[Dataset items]

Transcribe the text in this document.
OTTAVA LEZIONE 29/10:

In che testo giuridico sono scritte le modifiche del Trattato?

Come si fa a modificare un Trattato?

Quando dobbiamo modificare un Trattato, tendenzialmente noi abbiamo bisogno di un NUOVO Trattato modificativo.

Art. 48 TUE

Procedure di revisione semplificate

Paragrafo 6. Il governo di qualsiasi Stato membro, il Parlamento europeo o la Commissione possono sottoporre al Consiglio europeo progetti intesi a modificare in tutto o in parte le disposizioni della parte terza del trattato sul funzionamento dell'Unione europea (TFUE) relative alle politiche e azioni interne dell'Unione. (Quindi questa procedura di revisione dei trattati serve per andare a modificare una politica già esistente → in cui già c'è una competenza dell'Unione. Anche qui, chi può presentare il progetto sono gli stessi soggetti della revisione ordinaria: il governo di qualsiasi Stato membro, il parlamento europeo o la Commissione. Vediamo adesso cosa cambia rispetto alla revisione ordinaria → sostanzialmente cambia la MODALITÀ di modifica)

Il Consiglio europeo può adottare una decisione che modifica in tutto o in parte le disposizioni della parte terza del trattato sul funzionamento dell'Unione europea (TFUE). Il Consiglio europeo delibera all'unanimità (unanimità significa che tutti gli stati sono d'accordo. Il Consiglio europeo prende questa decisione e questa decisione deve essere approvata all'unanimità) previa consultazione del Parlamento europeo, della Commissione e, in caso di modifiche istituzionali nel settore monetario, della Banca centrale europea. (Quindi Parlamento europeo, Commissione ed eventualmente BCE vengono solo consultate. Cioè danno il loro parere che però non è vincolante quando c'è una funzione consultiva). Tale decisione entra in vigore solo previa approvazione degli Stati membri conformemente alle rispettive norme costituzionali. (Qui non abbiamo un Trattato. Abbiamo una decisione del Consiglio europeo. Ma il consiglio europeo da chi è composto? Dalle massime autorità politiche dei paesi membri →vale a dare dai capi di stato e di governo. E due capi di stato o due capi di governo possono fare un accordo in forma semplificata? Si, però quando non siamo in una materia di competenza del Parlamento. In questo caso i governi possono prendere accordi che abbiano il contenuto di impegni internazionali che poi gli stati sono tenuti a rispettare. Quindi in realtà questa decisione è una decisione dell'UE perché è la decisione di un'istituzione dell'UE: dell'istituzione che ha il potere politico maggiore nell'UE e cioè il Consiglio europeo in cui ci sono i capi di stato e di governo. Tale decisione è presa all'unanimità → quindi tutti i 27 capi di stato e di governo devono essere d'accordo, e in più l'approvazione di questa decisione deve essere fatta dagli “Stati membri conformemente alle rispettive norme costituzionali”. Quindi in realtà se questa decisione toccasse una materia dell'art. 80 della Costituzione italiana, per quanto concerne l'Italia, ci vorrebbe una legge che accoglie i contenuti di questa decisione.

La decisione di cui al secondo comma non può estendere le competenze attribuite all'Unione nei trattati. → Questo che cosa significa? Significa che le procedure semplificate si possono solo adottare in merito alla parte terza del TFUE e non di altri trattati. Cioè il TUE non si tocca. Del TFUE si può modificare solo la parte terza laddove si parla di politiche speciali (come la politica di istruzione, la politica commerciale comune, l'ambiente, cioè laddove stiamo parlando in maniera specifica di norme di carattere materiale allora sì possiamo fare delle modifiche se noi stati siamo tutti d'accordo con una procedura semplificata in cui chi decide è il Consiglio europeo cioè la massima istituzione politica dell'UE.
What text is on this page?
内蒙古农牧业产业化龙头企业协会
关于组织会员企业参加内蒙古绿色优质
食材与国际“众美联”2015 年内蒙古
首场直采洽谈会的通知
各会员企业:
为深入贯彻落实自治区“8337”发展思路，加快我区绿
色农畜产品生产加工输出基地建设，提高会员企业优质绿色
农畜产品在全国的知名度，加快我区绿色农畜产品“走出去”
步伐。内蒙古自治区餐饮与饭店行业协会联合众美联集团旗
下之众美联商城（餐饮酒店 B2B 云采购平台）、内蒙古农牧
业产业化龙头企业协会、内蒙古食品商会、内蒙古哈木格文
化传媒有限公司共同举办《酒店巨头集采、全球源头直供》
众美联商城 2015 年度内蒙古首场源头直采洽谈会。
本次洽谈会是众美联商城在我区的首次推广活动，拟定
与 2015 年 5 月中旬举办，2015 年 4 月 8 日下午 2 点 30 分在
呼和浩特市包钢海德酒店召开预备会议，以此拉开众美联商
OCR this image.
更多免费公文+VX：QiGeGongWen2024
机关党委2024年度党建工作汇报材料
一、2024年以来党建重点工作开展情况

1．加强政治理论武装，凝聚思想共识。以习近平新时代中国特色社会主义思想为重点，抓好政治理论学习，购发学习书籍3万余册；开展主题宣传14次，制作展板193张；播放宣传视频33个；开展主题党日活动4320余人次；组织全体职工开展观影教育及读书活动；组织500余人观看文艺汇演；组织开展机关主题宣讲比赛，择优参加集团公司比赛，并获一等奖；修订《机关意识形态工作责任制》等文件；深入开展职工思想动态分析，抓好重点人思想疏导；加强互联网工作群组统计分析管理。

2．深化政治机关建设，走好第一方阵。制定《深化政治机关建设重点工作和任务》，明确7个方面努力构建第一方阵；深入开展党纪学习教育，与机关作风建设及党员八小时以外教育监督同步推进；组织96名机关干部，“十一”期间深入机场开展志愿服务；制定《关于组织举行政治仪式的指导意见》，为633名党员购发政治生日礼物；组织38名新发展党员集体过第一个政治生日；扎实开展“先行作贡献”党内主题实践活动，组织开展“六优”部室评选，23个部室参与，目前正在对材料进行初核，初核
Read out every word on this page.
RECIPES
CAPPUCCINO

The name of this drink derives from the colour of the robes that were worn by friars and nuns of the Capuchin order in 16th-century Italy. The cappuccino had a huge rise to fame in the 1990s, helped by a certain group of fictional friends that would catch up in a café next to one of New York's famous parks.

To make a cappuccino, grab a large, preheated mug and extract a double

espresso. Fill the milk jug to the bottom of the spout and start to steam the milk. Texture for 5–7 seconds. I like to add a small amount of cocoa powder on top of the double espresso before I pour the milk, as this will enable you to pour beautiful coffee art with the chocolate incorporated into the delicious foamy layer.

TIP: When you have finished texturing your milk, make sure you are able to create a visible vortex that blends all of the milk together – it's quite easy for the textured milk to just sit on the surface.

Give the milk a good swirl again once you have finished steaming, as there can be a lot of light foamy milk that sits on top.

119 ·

WORK TO COMPLETE: The records above are to be copied in full, exactly as written.

COMPLETE ANSWER:
Transcribe the text in this document.
OTTAVA LEZIONE 29/10:

In che testo giuridico sono scritte le modifiche del Trattato?

Come si fa a modificare un Trattato?

Quando dobbiamo modificare un Trattato, tendenzialmente noi abbiamo bisogno di un NUOVO Trattato modificativo.

Art. 48 TUE

Procedure di revisione semplificate

Paragrafo 6. Il governo di qualsiasi Stato membro, il Parlamento europeo o la Commissione possono sottoporre al Consiglio europeo progetti intesi a modificare in tutto o in parte le disposizioni della parte terza del trattato sul funzionamento dell'Unione europea (TFUE) relative alle politiche e azioni interne dell'Unione. (Quindi questa procedura di revisione dei trattati serve per andare a modificare una politica già esistente → in cui già c'è una competenza dell'Unione. Anche qui, chi può presentare il progetto sono gli stessi soggetti della revisione ordinaria: il governo di qualsiasi Stato membro, il parlamento europeo o la Commissione. Vediamo adesso cosa cambia rispetto alla revisione ordinaria → sostanzialmente cambia la MODALITÀ di modifica)

Il Consiglio europeo può adottare una decisione che modifica in tutto o in parte le disposizioni della parte terza del trattato sul funzionamento dell'Unione europea (TFUE). Il Consiglio europeo delibera all'unanimità (unanimità significa che tutti gli stati sono d'accordo. Il Consiglio europeo prende questa decisione e questa decisione deve essere approvata all'unanimità) previa consultazione del Parlamento europeo, della Commissione e, in caso di modifiche istituzionali nel settore monetario, della Banca centrale europea. (Quindi Parlamento europeo, Commissione ed eventualmente BCE vengono solo consultate. Cioè danno il loro parere che però non è vincolante quando c'è una funzione consultiva). Tale decisione entra in vigore solo previa approvazione degli Stati membri conformemente alle rispettive norme costituzionali. (Qui non abbiamo un Trattato. Abbiamo una decisione del Consiglio europeo. Ma il consiglio europeo da chi è composto? Dalle massime autorità politiche dei paesi membri →vale a dare dai capi di stato e di governo. E due capi di stato o due capi di governo possono fare un accordo in forma semplificata? Si, però quando non siamo in una materia di competenza del Parlamento. In questo caso i governi possono prendere accordi che abbiano il contenuto di impegni internazionali che poi gli stati sono tenuti a rispettare. Quindi in realtà questa decisione è una decisione dell'UE perché è la decisione di un'istituzione dell'UE: dell'istituzione che ha il potere politico maggiore nell'UE e cioè il Consiglio europeo in cui ci sono i capi di stato e di governo. Tale decisione è presa all'unanimità → quindi tutti i 27 capi di stato e di governo devono essere d'accordo, e in più l'approvazione di questa decisione deve essere fatta dagli “Stati membri conformemente alle rispettive norme costituzionali”. Quindi in realtà se questa decisione toccasse una materia dell'art. 80 della Costituzione italiana, per quanto concerne l'Italia, ci vorrebbe una legge che accoglie i contenuti di questa decisione.

La decisione di cui al secondo comma non può estendere le competenze attribuite all'Unione nei trattati. → Questo che cosa significa? Significa che le procedure semplificate si possono solo adottare in merito alla parte terza del TFUE e non di altri trattati. Cioè il TUE non si tocca. Del TFUE si può modificare solo la parte terza laddove si parla di politiche speciali (come la politica di istruzione, la politica commerciale comune, l'ambiente, cioè laddove stiamo parlando in maniera specifica di norme di carattere materiale allora sì possiamo fare delle modifiche se noi stati siamo tutti d'accordo con una procedura semplificata in cui chi decide è il Consiglio europeo cioè la massima istituzione politica dell'UE.
What text is on this page?
内蒙古农牧业产业化龙头企业协会
关于组织会员企业参加内蒙古绿色优质
食材与国际“众美联”2015 年内蒙古
首场直采洽谈会的通知
各会员企业:
为深入贯彻落实自治区“8337”发展思路，加快我区绿
色农畜产品生产加工输出基地建设，提高会员企业优质绿色
农畜产品在全国的知名度，加快我区绿色农畜产品“走出去”
步伐。内蒙古自治区餐饮与饭店行业协会联合众美联集团旗
下之众美联商城（餐饮酒店 B2B 云采购平台）、内蒙古农牧
业产业化龙头企业协会、内蒙古食品商会、内蒙古哈木格文
化传媒有限公司共同举办《酒店巨头集采、全球源头直供》
众美联商城 2015 年度内蒙古首场源头直采洽谈会。
本次洽谈会是众美联商城在我区的首次推广活动，拟定
与 2015 年 5 月中旬举办，2015 年 4 月 8 日下午 2 点 30 分在
呼和浩特市包钢海德酒店召开预备会议，以此拉开众美联商
OCR this image.
更多免费公文+VX：QiGeGongWen2024
机关党委2024年度党建工作汇报材料
一、2024年以来党建重点工作开展情况

1．加强政治理论武装，凝聚思想共识。以习近平新时代中国特色社会主义思想为重点，抓好政治理论学习，购发学习书籍3万余册；开展主题宣传14次，制作展板193张；播放宣传视频33个；开展主题党日活动4320余人次；组织全体职工开展观影教育及读书活动；组织500余人观看文艺汇演；组织开展机关主题宣讲比赛，择优参加集团公司比赛，并获一等奖；修订《机关意识形态工作责任制》等文件；深入开展职工思想动态分析，抓好重点人思想疏导；加强互联网工作群组统计分析管理。

2．深化政治机关建设，走好第一方阵。制定《深化政治机关建设重点工作和任务》，明确7个方面努力构建第一方阵；深入开展党纪学习教育，与机关作风建设及党员八小时以外教育监督同步推进；组织96名机关干部，“十一”期间深入机场开展志愿服务；制定《关于组织举行政治仪式的指导意见》，为633名党员购发政治生日礼物；组织38名新发展党员集体过第一个政治生日；扎实开展“先行作贡献”党内主题实践活动，组织开展“六优”部室评选，23个部室参与，目前正在对材料进行初核，初核
Read out every word on this page.
RECIPES
CAPPUCCINO

The name of this drink derives from the colour of the robes that were worn by friars and nuns of the Capuchin order in 16th-century Italy. The cappuccino had a huge rise to fame in the 1990s, helped by a certain group of fictional friends that would catch up in a café next to one of New York's famous parks.

To make a cappuccino, grab a large, preheated mug and extract a double

espresso. Fill the milk jug to the bottom of the spout and start to steam the milk. Texture for 5–7 seconds. I like to add a small amount of cocoa powder on top of the double espresso before I pour the milk, as this will enable you to pour beautiful coffee art with the chocolate incorporated into the delicious foamy layer.

TIP: When you have finished texturing your milk, make sure you are able to create a visible vortex that blends all of the milk together – it's quite easy for the textured milk to just sit on the surface.

Give the milk a good swirl again once you have finished steaming, as there can be a lot of light foamy milk that sits on top.

119 ·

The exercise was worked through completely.